**TO DO**
Below are some entries. Output each one exactly as it appears.

[Extracted records]
▼▼▼

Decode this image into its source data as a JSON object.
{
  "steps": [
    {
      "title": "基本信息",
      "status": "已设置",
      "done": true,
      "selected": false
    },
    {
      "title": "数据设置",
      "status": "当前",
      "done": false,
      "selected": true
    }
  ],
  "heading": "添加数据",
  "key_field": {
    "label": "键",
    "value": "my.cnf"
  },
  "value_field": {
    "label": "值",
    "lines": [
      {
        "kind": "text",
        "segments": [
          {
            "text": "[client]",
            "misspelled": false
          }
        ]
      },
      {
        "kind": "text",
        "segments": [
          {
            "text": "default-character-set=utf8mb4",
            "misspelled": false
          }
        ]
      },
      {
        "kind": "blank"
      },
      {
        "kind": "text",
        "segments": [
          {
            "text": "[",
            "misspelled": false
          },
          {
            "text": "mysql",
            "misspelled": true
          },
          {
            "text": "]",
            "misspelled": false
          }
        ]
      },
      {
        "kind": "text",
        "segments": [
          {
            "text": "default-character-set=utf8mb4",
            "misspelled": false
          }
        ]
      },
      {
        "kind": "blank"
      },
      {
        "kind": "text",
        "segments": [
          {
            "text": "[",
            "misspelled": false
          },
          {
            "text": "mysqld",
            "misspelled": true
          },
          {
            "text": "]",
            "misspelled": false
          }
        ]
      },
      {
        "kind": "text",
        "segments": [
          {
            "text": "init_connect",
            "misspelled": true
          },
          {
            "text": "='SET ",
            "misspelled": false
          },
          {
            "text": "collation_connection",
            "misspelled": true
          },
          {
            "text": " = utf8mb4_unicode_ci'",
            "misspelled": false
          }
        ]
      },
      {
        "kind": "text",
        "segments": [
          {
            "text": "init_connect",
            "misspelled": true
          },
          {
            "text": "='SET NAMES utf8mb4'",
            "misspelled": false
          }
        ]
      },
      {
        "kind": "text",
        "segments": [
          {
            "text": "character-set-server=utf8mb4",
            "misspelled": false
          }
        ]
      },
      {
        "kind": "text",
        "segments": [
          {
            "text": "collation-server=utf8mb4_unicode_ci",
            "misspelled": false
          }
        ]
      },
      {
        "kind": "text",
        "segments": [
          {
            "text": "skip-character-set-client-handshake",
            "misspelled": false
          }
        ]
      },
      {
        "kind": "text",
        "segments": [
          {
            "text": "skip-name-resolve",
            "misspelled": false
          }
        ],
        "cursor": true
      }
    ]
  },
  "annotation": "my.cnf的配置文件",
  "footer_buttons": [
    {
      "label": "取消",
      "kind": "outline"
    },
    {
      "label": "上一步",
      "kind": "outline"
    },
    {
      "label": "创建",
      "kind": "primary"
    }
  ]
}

▲▲▲

**COMPLETED EXERCISE**
Decode this image into its source data as a JSON object.
{
  "steps": [
    {
      "title": "基本信息",
      "status": "已设置",
      "done": true,
      "selected": false
    },
    {
      "title": "数据设置",
      "status": "当前",
      "done": false,
      "selected": true
    }
  ],
  "heading": "添加数据",
  "key_field": {
    "label": "键",
    "value": "my.cnf"
  },
  "value_field": {
    "label": "值",
    "lines": [
      {
        "kind": "text",
        "segments": [
          {
            "text": "[client]",
            "misspelled": false
          }
        ]
      },
      {
        "kind": "text",
        "segments": [
          {
            "text": "default-character-set=utf8mb4",
            "misspelled": false
          }
        ]
      },
      {
        "kind": "blank"
      },
      {
        "kind": "text",
        "segments": [
          {
            "text": "[",
            "misspelled": false
          },
          {
            "text": "mysql",
            "misspelled": true
          },
          {
            "text": "]",
            "misspelled": false
          }
        ]
      },
      {
        "kind": "text",
        "segments": [
          {
            "text": "default-character-set=utf8mb4",
            "misspelled": false
          }
        ]
      },
      {
        "kind": "blank"
      },
      {
        "kind": "text",
        "segments": [
          {
            "text": "[",
            "misspelled": false
          },
          {
            "text": "mysqld",
            "misspelled": true
          },
          {
            "text": "]",
            "misspelled": false
          }
        ]
      },
      {
        "kind": "text",
        "segments": [
          {
            "text": "init_connect",
            "misspelled": true
          },
          {
            "text": "='SET ",
            "misspelled": false
          },
          {
            "text": "collation_connection",
            "misspelled": true
          },
          {
            "text": " = utf8mb4_unicode_ci'",
            "misspelled": false
          }
        ]
      },
      {
        "kind": "text",
        "segments": [
          {
            "text": "init_connect",
            "misspelled": true
          },
          {
            "text": "='SET NAMES utf8mb4'",
            "misspelled": false
          }
        ]
      },
      {
        "kind": "text",
        "segments": [
          {
            "text": "character-set-server=utf8mb4",
            "misspelled": false
          }
        ]
      },
      {
        "kind": "text",
        "segments": [
          {
            "text": "collation-server=utf8mb4_unicode_ci",
            "misspelled": false
          }
        ]
      },
      {
        "kind": "text",
        "segments": [
          {
            "text": "skip-character-set-client-handshake",
            "misspelled": false
          }
        ]
      },
      {
        "kind": "text",
        "segments": [
          {
            "text": "skip-name-resolve",
            "misspelled": false
          }
        ],
        "cursor": true
      }
    ]
  },
  "annotation": "my.cnf的配置文件",
  "footer_buttons": [
    {
      "label": "取消",
      "kind": "outline"
    },
    {
      "label": "上一步",
      "kind": "outline"
    },
    {
      "label": "创建",
      "kind": "primary"
    }
  ]
}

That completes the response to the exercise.